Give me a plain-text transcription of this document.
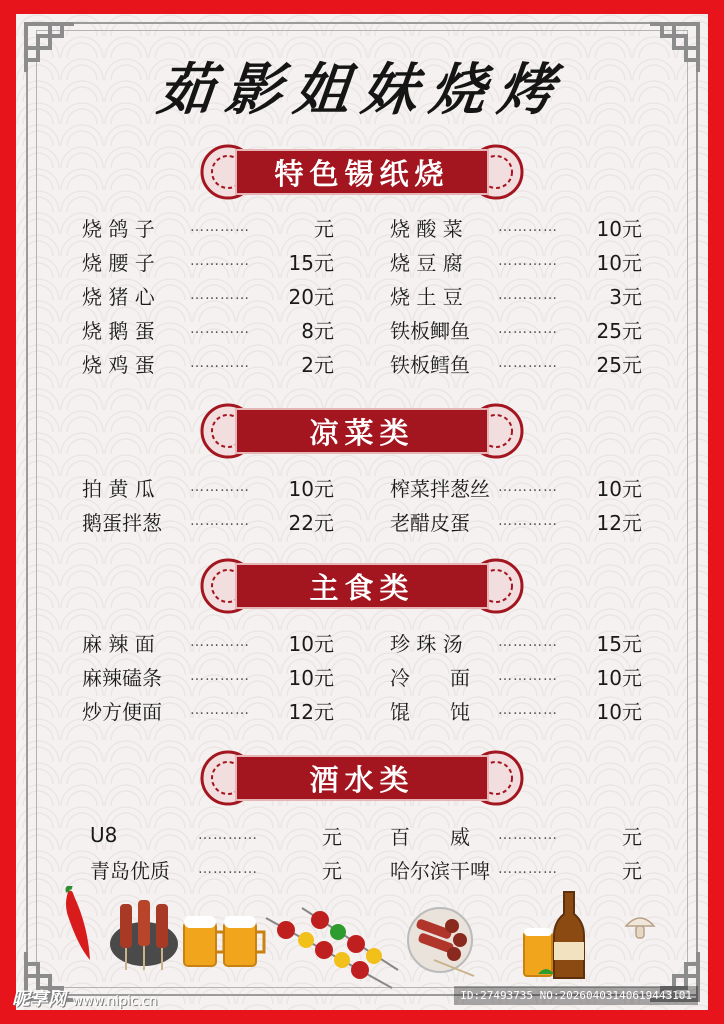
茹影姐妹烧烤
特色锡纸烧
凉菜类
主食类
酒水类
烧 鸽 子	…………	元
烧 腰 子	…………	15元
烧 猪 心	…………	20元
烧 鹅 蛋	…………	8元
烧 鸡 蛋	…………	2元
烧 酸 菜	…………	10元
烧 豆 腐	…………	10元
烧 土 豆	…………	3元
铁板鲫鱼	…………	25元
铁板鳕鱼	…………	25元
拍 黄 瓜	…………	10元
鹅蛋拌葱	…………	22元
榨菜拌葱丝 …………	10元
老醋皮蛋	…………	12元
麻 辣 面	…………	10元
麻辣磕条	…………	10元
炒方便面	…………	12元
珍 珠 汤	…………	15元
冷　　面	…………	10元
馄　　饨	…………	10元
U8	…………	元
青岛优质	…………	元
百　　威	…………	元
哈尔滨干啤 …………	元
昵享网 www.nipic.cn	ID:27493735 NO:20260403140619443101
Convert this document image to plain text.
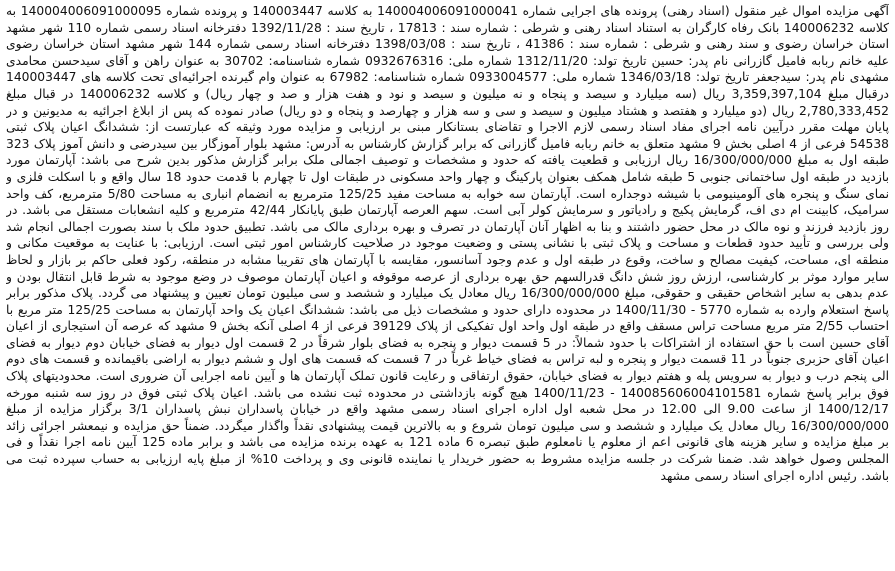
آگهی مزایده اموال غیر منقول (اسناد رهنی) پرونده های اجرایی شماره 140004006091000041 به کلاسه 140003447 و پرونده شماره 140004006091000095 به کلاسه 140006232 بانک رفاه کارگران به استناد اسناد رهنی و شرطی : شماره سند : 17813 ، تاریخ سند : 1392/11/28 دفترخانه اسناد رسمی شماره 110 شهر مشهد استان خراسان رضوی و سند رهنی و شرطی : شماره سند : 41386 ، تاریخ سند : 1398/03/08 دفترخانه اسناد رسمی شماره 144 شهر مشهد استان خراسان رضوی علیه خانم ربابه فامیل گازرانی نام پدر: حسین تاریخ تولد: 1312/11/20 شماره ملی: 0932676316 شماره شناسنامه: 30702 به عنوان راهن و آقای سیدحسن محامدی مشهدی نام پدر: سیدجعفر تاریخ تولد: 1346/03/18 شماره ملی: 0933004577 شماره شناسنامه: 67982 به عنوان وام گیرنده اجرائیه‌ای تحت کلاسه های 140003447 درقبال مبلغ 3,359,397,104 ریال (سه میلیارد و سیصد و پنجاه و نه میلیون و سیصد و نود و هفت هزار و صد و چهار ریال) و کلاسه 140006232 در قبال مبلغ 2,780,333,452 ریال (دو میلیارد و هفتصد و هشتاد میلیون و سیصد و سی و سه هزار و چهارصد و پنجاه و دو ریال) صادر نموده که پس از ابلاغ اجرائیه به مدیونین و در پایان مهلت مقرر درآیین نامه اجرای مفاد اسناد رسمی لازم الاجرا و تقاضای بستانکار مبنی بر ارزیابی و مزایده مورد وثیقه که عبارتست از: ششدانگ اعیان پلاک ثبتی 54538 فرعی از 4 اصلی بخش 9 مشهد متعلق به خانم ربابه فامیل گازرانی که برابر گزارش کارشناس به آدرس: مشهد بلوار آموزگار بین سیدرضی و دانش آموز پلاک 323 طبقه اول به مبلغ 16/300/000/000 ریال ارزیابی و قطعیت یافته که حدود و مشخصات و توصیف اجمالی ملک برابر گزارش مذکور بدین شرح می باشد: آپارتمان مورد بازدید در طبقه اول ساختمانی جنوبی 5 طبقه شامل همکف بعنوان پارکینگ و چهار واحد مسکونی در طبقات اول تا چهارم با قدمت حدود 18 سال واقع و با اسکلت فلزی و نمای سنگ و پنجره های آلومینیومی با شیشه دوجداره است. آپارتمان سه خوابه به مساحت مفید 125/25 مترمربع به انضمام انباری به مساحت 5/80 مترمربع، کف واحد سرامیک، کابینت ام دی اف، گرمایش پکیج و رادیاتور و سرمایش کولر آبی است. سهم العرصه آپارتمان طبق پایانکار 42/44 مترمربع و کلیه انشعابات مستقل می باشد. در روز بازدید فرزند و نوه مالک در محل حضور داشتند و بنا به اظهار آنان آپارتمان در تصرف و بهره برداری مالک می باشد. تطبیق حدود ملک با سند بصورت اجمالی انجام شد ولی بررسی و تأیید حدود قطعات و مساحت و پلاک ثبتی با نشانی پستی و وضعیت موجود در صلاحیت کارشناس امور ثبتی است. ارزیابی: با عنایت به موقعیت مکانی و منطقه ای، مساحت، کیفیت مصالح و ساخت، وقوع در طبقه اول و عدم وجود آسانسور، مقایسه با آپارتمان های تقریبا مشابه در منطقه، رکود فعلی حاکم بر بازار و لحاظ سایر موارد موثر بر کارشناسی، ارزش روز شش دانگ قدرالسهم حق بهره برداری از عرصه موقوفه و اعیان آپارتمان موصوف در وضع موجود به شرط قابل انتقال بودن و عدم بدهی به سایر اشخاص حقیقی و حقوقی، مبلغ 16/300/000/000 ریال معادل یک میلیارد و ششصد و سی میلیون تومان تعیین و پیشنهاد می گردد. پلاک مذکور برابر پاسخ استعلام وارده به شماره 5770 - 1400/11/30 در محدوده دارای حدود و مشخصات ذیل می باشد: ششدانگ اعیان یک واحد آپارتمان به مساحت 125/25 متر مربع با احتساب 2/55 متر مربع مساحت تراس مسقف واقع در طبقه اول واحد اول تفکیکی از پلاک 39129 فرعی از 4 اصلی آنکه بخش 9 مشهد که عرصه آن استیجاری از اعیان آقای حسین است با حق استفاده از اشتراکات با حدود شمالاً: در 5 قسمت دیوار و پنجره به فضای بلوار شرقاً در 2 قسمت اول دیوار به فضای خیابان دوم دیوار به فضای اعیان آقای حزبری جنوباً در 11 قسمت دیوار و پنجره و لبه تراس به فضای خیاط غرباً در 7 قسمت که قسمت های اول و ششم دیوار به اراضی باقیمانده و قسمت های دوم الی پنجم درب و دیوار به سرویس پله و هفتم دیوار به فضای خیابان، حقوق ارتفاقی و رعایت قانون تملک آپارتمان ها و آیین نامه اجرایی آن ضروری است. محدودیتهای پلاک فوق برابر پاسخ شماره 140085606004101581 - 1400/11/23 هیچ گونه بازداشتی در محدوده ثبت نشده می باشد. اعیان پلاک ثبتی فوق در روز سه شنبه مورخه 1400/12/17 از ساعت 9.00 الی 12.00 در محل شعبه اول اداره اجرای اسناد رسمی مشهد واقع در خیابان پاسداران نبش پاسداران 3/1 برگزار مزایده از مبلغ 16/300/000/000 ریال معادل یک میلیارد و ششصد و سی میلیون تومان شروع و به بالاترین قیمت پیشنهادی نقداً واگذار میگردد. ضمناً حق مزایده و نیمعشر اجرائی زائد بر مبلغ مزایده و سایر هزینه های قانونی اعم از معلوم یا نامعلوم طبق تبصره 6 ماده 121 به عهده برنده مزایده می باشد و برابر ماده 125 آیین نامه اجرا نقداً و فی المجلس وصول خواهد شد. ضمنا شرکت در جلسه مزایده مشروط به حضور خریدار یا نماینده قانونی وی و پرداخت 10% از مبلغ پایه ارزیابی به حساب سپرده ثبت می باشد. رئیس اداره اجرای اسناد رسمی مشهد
== == ==
INSTRUCTION | Quote the preceding listing precisely and completely, omitting its images.

ANSWER TO THE TASK |
Give me a plain-text transcription of this document.
茹影姐妹烧烤
特色锡纸烧
凉菜类
主食类
酒水类
烧 鸽 子	…………	元
烧 腰 子	…………	15元
烧 猪 心	…………	20元
烧 鹅 蛋	…………	8元
烧 鸡 蛋	…………	2元
烧 酸 菜	…………	10元
烧 豆 腐	…………	10元
烧 土 豆	…………	3元
铁板鲫鱼	…………	25元
铁板鳕鱼	…………	25元
拍 黄 瓜	…………	10元
鹅蛋拌葱	…………	22元
榨菜拌葱丝 …………	10元
老醋皮蛋	…………	12元
麻 辣 面	…………	10元
麻辣磕条	…………	10元
炒方便面	…………	12元
珍 珠 汤	…………	15元
冷　　面	…………	10元
馄　　饨	…………	10元
U8	…………	元
青岛优质	…………	元
百　　威	…………	元
哈尔滨干啤 …………	元
昵享网 www.nipic.cn	ID:27493735 NO:20260403140619443101
Convert this document image to plain text.
آگهی مزایده اموال غیر منقول (اسناد رهنی) پرونده های اجرایی شماره 140004006091000041 به کلاسه 140003447 و پرونده شماره 140004006091000095 به کلاسه 140006232 بانک رفاه کارگران به استناد اسناد رهنی و شرطی : شماره سند : 17813 ، تاریخ سند : 1392/11/28 دفترخانه اسناد رسمی شماره 110 شهر مشهد استان خراسان رضوی و سند رهنی و شرطی : شماره سند : 41386 ، تاریخ سند : 1398/03/08 دفترخانه اسناد رسمی شماره 144 شهر مشهد استان خراسان رضوی علیه خانم ربابه فامیل گازرانی نام پدر: حسین تاریخ تولد: 1312/11/20 شماره ملی: 0932676316 شماره شناسنامه: 30702 به عنوان راهن و آقای سیدحسن محامدی مشهدی نام پدر: سیدجعفر تاریخ تولد: 1346/03/18 شماره ملی: 0933004577 شماره شناسنامه: 67982 به عنوان وام گیرنده اجرائیه‌ای تحت کلاسه های 140003447 درقبال مبلغ 3,359,397,104 ریال (سه میلیارد و سیصد و پنجاه و نه میلیون و سیصد و نود و هفت هزار و صد و چهار ریال) و کلاسه 140006232 در قبال مبلغ 2,780,333,452 ریال (دو میلیارد و هفتصد و هشتاد میلیون و سیصد و سی و سه هزار و چهارصد و پنجاه و دو ریال) صادر نموده که پس از ابلاغ اجرائیه به مدیونین و در پایان مهلت مقرر درآیین نامه اجرای مفاد اسناد رسمی لازم الاجرا و تقاضای بستانکار مبنی بر ارزیابی و مزایده مورد وثیقه که عبارتست از: ششدانگ اعیان پلاک ثبتی 54538 فرعی از 4 اصلی بخش 9 مشهد متعلق به خانم ربابه فامیل گازرانی که برابر گزارش کارشناس به آدرس: مشهد بلوار آموزگار بین سیدرضی و دانش آموز پلاک 323 طبقه اول به مبلغ 16/300/000/000 ریال ارزیابی و قطعیت یافته که حدود و مشخصات و توصیف اجمالی ملک برابر گزارش مذکور بدین شرح می باشد: آپارتمان مورد بازدید در طبقه اول ساختمانی جنوبی 5 طبقه شامل همکف بعنوان پارکینگ و چهار واحد مسکونی در طبقات اول تا چهارم با قدمت حدود 18 سال واقع و با اسکلت فلزی و نمای سنگ و پنجره های آلومینیومی با شیشه دوجداره است. آپارتمان سه خوابه به مساحت مفید 125/25 مترمربع به انضمام انباری به مساحت 5/80 مترمربع، کف واحد سرامیک، کابینت ام دی اف، گرمایش پکیج و رادیاتور و سرمایش کولر آبی است. سهم العرصه آپارتمان طبق پایانکار 42/44 مترمربع و کلیه انشعابات مستقل می باشد. در روز بازدید فرزند و نوه مالک در محل حضور داشتند و بنا به اظهار آنان آپارتمان در تصرف و بهره برداری مالک می باشد. تطبیق حدود ملک با سند بصورت اجمالی انجام شد ولی بررسی و تأیید حدود قطعات و مساحت و پلاک ثبتی با نشانی پستی و وضعیت موجود در صلاحیت کارشناس امور ثبتی است. ارزیابی: با عنایت به موقعیت مکانی و منطقه ای، مساحت، کیفیت مصالح و ساخت، وقوع در طبقه اول و عدم وجود آسانسور، مقایسه با آپارتمان های تقریبا مشابه در منطقه، رکود فعلی حاکم بر بازار و لحاظ سایر موارد موثر بر کارشناسی، ارزش روز شش دانگ قدرالسهم حق بهره برداری از عرصه موقوفه و اعیان آپارتمان موصوف در وضع موجود به شرط قابل انتقال بودن و عدم بدهی به سایر اشخاص حقیقی و حقوقی، مبلغ 16/300/000/000 ریال معادل یک میلیارد و ششصد و سی میلیون تومان تعیین و پیشنهاد می گردد. پلاک مذکور برابر پاسخ استعلام وارده به شماره 5770 - 1400/11/30 در محدوده دارای حدود و مشخصات ذیل می باشد: ششدانگ اعیان یک واحد آپارتمان به مساحت 125/25 متر مربع با احتساب 2/55 متر مربع مساحت تراس مسقف واقع در طبقه اول واحد اول تفکیکی از پلاک 39129 فرعی از 4 اصلی آنکه بخش 9 مشهد که عرصه آن استیجاری از اعیان آقای حسین است با حق استفاده از اشتراکات با حدود شمالاً: در 5 قسمت دیوار و پنجره به فضای بلوار شرقاً در 2 قسمت اول دیوار به فضای خیابان دوم دیوار به فضای اعیان آقای حزبری جنوباً در 11 قسمت دیوار و پنجره و لبه تراس به فضای خیاط غرباً در 7 قسمت که قسمت های اول و ششم دیوار به اراضی باقیمانده و قسمت های دوم الی پنجم درب و دیوار به سرویس پله و هفتم دیوار به فضای خیابان، حقوق ارتفاقی و رعایت قانون تملک آپارتمان ها و آیین نامه اجرایی آن ضروری است. محدودیتهای پلاک فوق برابر پاسخ شماره 140085606004101581 - 1400/11/23 هیچ گونه بازداشتی در محدوده ثبت نشده می باشد. اعیان پلاک ثبتی فوق در روز سه شنبه مورخه 1400/12/17 از ساعت 9.00 الی 12.00 در محل شعبه اول اداره اجرای اسناد رسمی مشهد واقع در خیابان پاسداران نبش پاسداران 3/1 برگزار مزایده از مبلغ 16/300/000/000 ریال معادل یک میلیارد و ششصد و سی میلیون تومان شروع و به بالاترین قیمت پیشنهادی نقداً واگذار میگردد. ضمناً حق مزایده و نیمعشر اجرائی زائد بر مبلغ مزایده و سایر هزینه های قانونی اعم از معلوم یا نامعلوم طبق تبصره 6 ماده 121 به عهده برنده مزایده می باشد و برابر ماده 125 آیین نامه اجرا نقداً و فی المجلس وصول خواهد شد. ضمنا شرکت در جلسه مزایده مشروط به حضور خریدار یا نماینده قانونی وی و پرداخت 10% از مبلغ پایه ارزیابی به حساب سپرده ثبت می باشد. رئیس اداره اجرای اسناد رسمی مشهد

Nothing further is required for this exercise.